■ Extrait fourni
UNE COHÉSION EXCEPTIONNELLE

    Que ce soit à In-Salah ou, à plus forte raison à Arak, les légionnaires et leurs gradés vivent en circuit fermé, amalgamés les uns aux autres, totalement.

    Depuis des générations la Légion, grâce à son esprit de corps unique, a constitué un pôle d’attraction pour quantité d’hommes épris d’une certaine forme d’idéal – reconnue et avouée ou non d’ailleurs – et recherchant un cadre favorable à la libre évolution de leur aspirations profondes. En cela, la 4ème C.P. peut être considérée comme un élément survivant d’un passé largement exploité par la légende.

    Le grand historien que fut Thucydide nous dit que « la force de la cité n’est pas dans l’épaisseur de ses remparts mais dans la valeur de ses concitoyens » De même la valeur d'une C.P. résulte beaucoup plus des qualités des individus que du matériel mis à leur disposition. Et c’est ainsi qu’inéluctablement on en arrive à se poser la question relative à l’influence morale du Sahara sur les hommes.

    Il est un vieil adage qui veut que l’on supporte mal le désert passé un certain degré de vulgarité. Cette considération que nous a livrée la sagesse populaire est en quelque sorte le corollaire de sensations profondes en fonction desquelles tout individu modèle sa vie personnelle au Sahara.

    D’abord face aux étendues immenses qui l’entourent, l’homme et émerveillé, il a l’impression de participer à quelque chose de grand qui le dépasse infiniment, qui le choque dans son orgueil, comme un rappel de la précarité de sa condition. Plus tard, s’il a peiné et pris sur lui-même pour arriver là, il éprouve de la fierté, celle d’une expérience réservée à une minorité, de s’être distingué du lot commun. C’est pourquoi bien souvent, il oublie son passé pour ne pas ternir l’image de la nouvelle personnalité que le site lui a façonnée.

    En fait, le désert est une grande école où l’homme apprend, dans l’effort, à rêver devant l’infini, et à pousser au-delà de sa simple condition.

    Enfin, tout cet ensemble a pour effet direct la conception que les légionnaires ont de la vie en communauté : un collectivisme basé non sur des considérations militaires ou hiérarchiques, mais sur le respect de l’individualité que représente autrui.

    Ceci est tellement vrai que, pour l’observateur venu de l’extérieur, la 4ème C.P. est un monde où l’on ignore ce qu’est la jalousie mesquine. Chacun est fier des prouesses réalisées par les autres : c’est avec chaleur que l’on vous raconte qu’un tel est un véritable champion de tir au pistolet, que tel autre est un chauffeur qui a fait des milliers de kilomètres sans accident ni panne grave, que « notre » cuisine est la meilleure du régiment, que « nous » avons remporté le grand rallye inter compagnies, etc. On pourrait citer une multitude d’exemples du même type où l’individu, marqué par un sens très profond du clan, s’identifie à la partie du groupe qui est mise en valeur. N’est-ce pas là le plus beau critère de cohésion que l’on puisse trouver ?

■ Données fournies

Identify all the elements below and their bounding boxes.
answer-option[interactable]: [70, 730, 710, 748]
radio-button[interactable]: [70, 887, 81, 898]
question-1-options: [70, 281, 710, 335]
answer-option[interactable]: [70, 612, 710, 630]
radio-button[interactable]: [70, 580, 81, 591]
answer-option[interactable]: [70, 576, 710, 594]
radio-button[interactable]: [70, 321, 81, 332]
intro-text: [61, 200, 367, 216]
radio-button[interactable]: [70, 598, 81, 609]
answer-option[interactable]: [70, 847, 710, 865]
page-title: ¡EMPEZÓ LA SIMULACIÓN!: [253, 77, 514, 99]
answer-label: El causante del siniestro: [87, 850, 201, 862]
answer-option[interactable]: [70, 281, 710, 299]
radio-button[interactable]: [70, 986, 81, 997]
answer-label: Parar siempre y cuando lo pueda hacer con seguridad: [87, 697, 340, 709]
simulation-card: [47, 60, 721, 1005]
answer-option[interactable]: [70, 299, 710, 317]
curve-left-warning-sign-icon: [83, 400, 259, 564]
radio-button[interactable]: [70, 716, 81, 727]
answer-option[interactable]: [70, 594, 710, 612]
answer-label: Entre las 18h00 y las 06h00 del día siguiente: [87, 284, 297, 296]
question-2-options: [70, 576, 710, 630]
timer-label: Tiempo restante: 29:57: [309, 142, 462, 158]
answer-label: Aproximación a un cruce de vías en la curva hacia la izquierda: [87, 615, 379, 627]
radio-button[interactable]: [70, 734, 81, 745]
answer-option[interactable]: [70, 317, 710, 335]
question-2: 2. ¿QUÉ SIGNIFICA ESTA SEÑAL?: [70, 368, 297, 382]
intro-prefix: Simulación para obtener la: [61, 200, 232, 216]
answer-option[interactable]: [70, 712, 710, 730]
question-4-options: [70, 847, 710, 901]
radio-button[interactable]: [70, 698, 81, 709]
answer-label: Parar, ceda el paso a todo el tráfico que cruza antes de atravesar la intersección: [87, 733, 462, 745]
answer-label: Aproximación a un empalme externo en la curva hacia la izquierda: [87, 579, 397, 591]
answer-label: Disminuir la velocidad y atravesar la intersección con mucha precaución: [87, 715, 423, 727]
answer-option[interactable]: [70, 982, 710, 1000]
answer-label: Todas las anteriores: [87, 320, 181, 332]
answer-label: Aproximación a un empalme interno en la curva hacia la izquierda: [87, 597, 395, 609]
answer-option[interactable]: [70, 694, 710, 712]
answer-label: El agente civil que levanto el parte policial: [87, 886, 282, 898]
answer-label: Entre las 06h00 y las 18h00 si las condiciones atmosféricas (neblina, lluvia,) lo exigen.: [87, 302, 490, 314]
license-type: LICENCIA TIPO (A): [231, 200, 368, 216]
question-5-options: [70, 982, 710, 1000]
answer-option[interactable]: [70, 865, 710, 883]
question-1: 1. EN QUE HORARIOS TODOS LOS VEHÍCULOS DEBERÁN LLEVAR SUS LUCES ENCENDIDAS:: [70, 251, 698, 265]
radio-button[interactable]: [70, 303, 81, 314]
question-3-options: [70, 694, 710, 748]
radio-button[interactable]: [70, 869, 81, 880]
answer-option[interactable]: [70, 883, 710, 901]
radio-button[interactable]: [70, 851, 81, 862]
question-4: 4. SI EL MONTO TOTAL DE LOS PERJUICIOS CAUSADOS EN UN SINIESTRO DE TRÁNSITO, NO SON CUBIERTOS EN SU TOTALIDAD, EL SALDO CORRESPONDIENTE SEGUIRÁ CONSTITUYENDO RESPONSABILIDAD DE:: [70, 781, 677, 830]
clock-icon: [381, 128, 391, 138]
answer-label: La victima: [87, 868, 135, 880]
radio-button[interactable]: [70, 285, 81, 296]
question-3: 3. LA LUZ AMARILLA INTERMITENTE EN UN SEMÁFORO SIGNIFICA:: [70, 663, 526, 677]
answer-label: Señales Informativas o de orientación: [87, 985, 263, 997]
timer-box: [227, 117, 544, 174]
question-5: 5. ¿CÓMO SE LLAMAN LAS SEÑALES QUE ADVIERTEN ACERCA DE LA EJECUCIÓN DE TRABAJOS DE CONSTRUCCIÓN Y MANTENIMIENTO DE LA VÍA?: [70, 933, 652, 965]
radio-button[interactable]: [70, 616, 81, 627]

■ Liste des tâches
A. D'après l'extrait fourni, pour quelle raison l'homme qui vit au Sahara oublie-t-il bien souvent son passé ? Répondez en une à trois phrases.
B. Selon la citation de Thucydide reprise dans l'extrait fourni, où réside la force de la cité ?

■ Résultats par tâche
A. Après avoir peiné et pris sur lui-même pour arriver au désert, il éprouve la fierté d'une expérience réservée à une minorité et de s'être distingué du lot commun. Il oublie alors son passé pour ne pas ternir l'image de la nouvelle personnalité que le site lui a façonnée.

B. Elle réside dans la valeur de ses concitoyens, et non dans l'épaisseur de ses remparts.